(Stored items)

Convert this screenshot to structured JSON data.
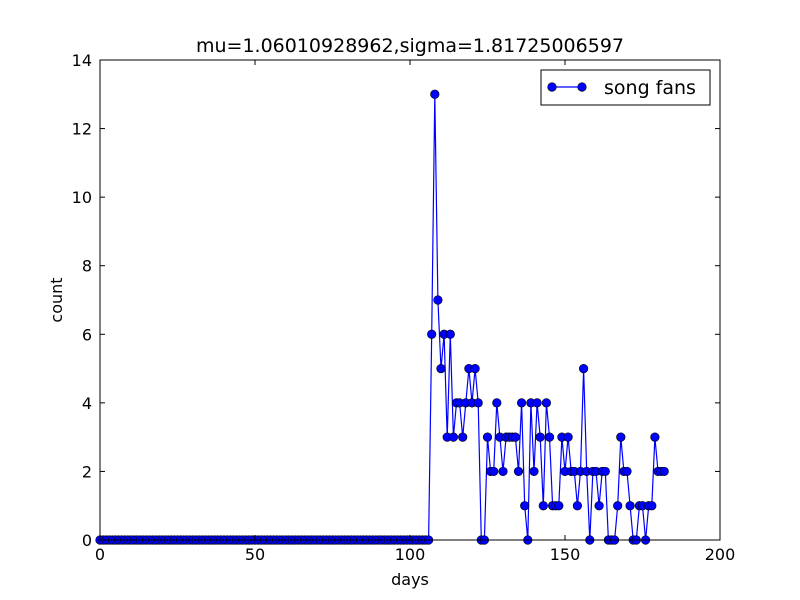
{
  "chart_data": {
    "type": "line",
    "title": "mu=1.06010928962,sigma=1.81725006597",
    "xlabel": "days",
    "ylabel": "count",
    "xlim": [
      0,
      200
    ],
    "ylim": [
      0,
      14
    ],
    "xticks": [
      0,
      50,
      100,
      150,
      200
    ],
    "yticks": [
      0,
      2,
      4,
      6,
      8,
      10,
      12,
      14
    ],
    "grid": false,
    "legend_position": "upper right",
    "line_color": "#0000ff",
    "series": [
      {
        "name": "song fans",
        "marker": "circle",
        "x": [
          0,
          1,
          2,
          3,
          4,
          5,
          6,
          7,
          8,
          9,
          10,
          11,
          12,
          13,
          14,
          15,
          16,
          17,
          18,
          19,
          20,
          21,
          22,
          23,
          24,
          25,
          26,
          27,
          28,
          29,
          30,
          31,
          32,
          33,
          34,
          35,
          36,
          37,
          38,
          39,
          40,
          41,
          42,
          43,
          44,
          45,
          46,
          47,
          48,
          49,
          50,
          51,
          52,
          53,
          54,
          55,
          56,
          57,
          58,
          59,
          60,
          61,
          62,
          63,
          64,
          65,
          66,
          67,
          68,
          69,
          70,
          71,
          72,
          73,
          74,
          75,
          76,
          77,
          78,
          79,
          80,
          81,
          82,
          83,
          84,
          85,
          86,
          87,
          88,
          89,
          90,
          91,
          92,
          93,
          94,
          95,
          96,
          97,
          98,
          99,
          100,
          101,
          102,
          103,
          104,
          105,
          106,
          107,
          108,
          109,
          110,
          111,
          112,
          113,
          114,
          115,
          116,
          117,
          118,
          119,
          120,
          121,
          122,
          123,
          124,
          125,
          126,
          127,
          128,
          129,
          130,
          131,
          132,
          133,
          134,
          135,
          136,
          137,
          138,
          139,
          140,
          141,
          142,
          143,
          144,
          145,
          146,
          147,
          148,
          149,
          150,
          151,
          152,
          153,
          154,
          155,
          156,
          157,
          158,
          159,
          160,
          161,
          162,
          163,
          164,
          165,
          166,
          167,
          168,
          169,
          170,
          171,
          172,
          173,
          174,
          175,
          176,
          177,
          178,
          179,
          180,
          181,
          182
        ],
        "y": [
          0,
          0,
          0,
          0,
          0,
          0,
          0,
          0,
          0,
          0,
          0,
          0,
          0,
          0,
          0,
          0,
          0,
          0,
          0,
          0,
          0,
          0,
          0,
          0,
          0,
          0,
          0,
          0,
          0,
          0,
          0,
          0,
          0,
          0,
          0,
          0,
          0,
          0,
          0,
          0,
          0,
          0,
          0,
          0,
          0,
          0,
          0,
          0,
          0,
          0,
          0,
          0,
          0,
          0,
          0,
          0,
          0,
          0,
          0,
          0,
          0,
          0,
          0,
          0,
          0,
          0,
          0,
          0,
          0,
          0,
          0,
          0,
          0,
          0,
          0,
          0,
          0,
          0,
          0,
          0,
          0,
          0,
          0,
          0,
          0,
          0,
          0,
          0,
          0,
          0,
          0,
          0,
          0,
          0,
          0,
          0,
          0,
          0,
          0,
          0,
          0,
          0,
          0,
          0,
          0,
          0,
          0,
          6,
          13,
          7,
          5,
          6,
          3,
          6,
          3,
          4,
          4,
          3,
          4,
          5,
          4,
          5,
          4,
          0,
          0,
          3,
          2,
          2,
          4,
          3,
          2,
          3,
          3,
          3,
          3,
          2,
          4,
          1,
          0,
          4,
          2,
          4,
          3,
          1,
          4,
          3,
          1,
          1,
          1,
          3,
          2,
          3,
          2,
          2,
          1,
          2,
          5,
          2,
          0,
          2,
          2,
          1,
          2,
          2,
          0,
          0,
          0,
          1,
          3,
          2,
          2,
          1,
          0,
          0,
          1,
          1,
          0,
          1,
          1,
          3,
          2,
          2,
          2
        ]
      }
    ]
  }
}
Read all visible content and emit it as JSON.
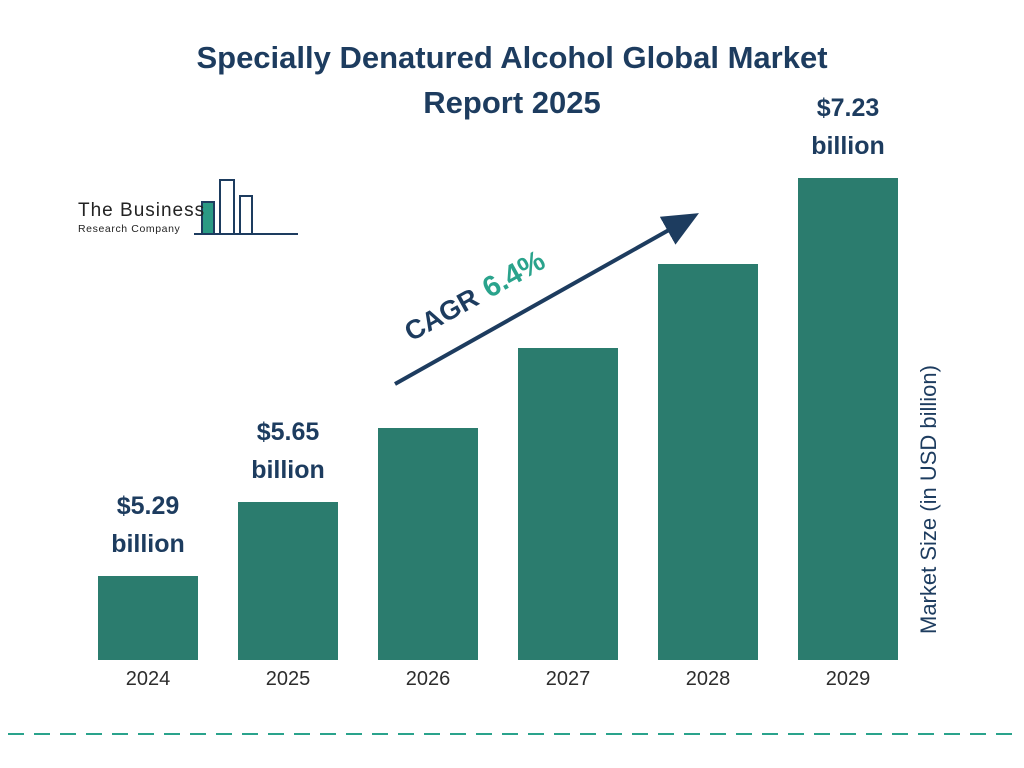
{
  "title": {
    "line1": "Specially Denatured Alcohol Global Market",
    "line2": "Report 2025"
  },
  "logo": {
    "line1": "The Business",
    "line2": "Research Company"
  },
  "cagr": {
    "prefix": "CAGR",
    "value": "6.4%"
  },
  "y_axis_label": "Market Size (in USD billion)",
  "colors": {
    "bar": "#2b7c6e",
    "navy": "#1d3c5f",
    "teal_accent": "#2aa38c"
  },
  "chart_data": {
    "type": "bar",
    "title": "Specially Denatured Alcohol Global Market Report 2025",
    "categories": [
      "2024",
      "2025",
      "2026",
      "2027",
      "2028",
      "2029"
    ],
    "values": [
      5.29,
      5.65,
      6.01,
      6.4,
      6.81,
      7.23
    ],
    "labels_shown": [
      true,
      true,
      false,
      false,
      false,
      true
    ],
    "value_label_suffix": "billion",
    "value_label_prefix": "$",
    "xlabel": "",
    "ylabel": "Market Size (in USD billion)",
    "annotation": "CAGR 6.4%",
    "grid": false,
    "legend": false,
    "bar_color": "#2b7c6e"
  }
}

• SHORT PROBLEM: Omit every picture, and otherwise quote the entries exactly.

• FINISHED TASK:
Convert this screenshot to structured JSON data.
{
  "chart_data": {
    "type": "line",
    "title": "mu=1.06010928962,sigma=1.81725006597",
    "xlabel": "days",
    "ylabel": "count",
    "xlim": [
      0,
      200
    ],
    "ylim": [
      0,
      14
    ],
    "xticks": [
      0,
      50,
      100,
      150,
      200
    ],
    "yticks": [
      0,
      2,
      4,
      6,
      8,
      10,
      12,
      14
    ],
    "grid": false,
    "legend_position": "upper right",
    "line_color": "#0000ff",
    "series": [
      {
        "name": "song fans",
        "marker": "circle",
        "x": [
          0,
          1,
          2,
          3,
          4,
          5,
          6,
          7,
          8,
          9,
          10,
          11,
          12,
          13,
          14,
          15,
          16,
          17,
          18,
          19,
          20,
          21,
          22,
          23,
          24,
          25,
          26,
          27,
          28,
          29,
          30,
          31,
          32,
          33,
          34,
          35,
          36,
          37,
          38,
          39,
          40,
          41,
          42,
          43,
          44,
          45,
          46,
          47,
          48,
          49,
          50,
          51,
          52,
          53,
          54,
          55,
          56,
          57,
          58,
          59,
          60,
          61,
          62,
          63,
          64,
          65,
          66,
          67,
          68,
          69,
          70,
          71,
          72,
          73,
          74,
          75,
          76,
          77,
          78,
          79,
          80,
          81,
          82,
          83,
          84,
          85,
          86,
          87,
          88,
          89,
          90,
          91,
          92,
          93,
          94,
          95,
          96,
          97,
          98,
          99,
          100,
          101,
          102,
          103,
          104,
          105,
          106,
          107,
          108,
          109,
          110,
          111,
          112,
          113,
          114,
          115,
          116,
          117,
          118,
          119,
          120,
          121,
          122,
          123,
          124,
          125,
          126,
          127,
          128,
          129,
          130,
          131,
          132,
          133,
          134,
          135,
          136,
          137,
          138,
          139,
          140,
          141,
          142,
          143,
          144,
          145,
          146,
          147,
          148,
          149,
          150,
          151,
          152,
          153,
          154,
          155,
          156,
          157,
          158,
          159,
          160,
          161,
          162,
          163,
          164,
          165,
          166,
          167,
          168,
          169,
          170,
          171,
          172,
          173,
          174,
          175,
          176,
          177,
          178,
          179,
          180,
          181,
          182
        ],
        "y": [
          0,
          0,
          0,
          0,
          0,
          0,
          0,
          0,
          0,
          0,
          0,
          0,
          0,
          0,
          0,
          0,
          0,
          0,
          0,
          0,
          0,
          0,
          0,
          0,
          0,
          0,
          0,
          0,
          0,
          0,
          0,
          0,
          0,
          0,
          0,
          0,
          0,
          0,
          0,
          0,
          0,
          0,
          0,
          0,
          0,
          0,
          0,
          0,
          0,
          0,
          0,
          0,
          0,
          0,
          0,
          0,
          0,
          0,
          0,
          0,
          0,
          0,
          0,
          0,
          0,
          0,
          0,
          0,
          0,
          0,
          0,
          0,
          0,
          0,
          0,
          0,
          0,
          0,
          0,
          0,
          0,
          0,
          0,
          0,
          0,
          0,
          0,
          0,
          0,
          0,
          0,
          0,
          0,
          0,
          0,
          0,
          0,
          0,
          0,
          0,
          0,
          0,
          0,
          0,
          0,
          0,
          0,
          6,
          13,
          7,
          5,
          6,
          3,
          6,
          3,
          4,
          4,
          3,
          4,
          5,
          4,
          5,
          4,
          0,
          0,
          3,
          2,
          2,
          4,
          3,
          2,
          3,
          3,
          3,
          3,
          2,
          4,
          1,
          0,
          4,
          2,
          4,
          3,
          1,
          4,
          3,
          1,
          1,
          1,
          3,
          2,
          3,
          2,
          2,
          1,
          2,
          5,
          2,
          0,
          2,
          2,
          1,
          2,
          2,
          0,
          0,
          0,
          1,
          3,
          2,
          2,
          1,
          0,
          0,
          1,
          1,
          0,
          1,
          1,
          3,
          2,
          2,
          2
        ]
      }
    ]
  }
}
Read all visible content and emit it as JSON.
{
  "title": {
    "line1": "Specially Denatured Alcohol Global Market",
    "line2": "Report 2025"
  },
  "logo": {
    "line1": "The Business",
    "line2": "Research Company"
  },
  "cagr": {
    "prefix": "CAGR",
    "value": "6.4%"
  },
  "y_axis_label": "Market Size (in USD billion)",
  "colors": {
    "bar": "#2b7c6e",
    "navy": "#1d3c5f",
    "teal_accent": "#2aa38c"
  },
  "chart_data": {
    "type": "bar",
    "title": "Specially Denatured Alcohol Global Market Report 2025",
    "categories": [
      "2024",
      "2025",
      "2026",
      "2027",
      "2028",
      "2029"
    ],
    "values": [
      5.29,
      5.65,
      6.01,
      6.4,
      6.81,
      7.23
    ],
    "labels_shown": [
      true,
      true,
      false,
      false,
      false,
      true
    ],
    "value_label_suffix": "billion",
    "value_label_prefix": "$",
    "xlabel": "",
    "ylabel": "Market Size (in USD billion)",
    "annotation": "CAGR 6.4%",
    "grid": false,
    "legend": false,
    "bar_color": "#2b7c6e"
  }
}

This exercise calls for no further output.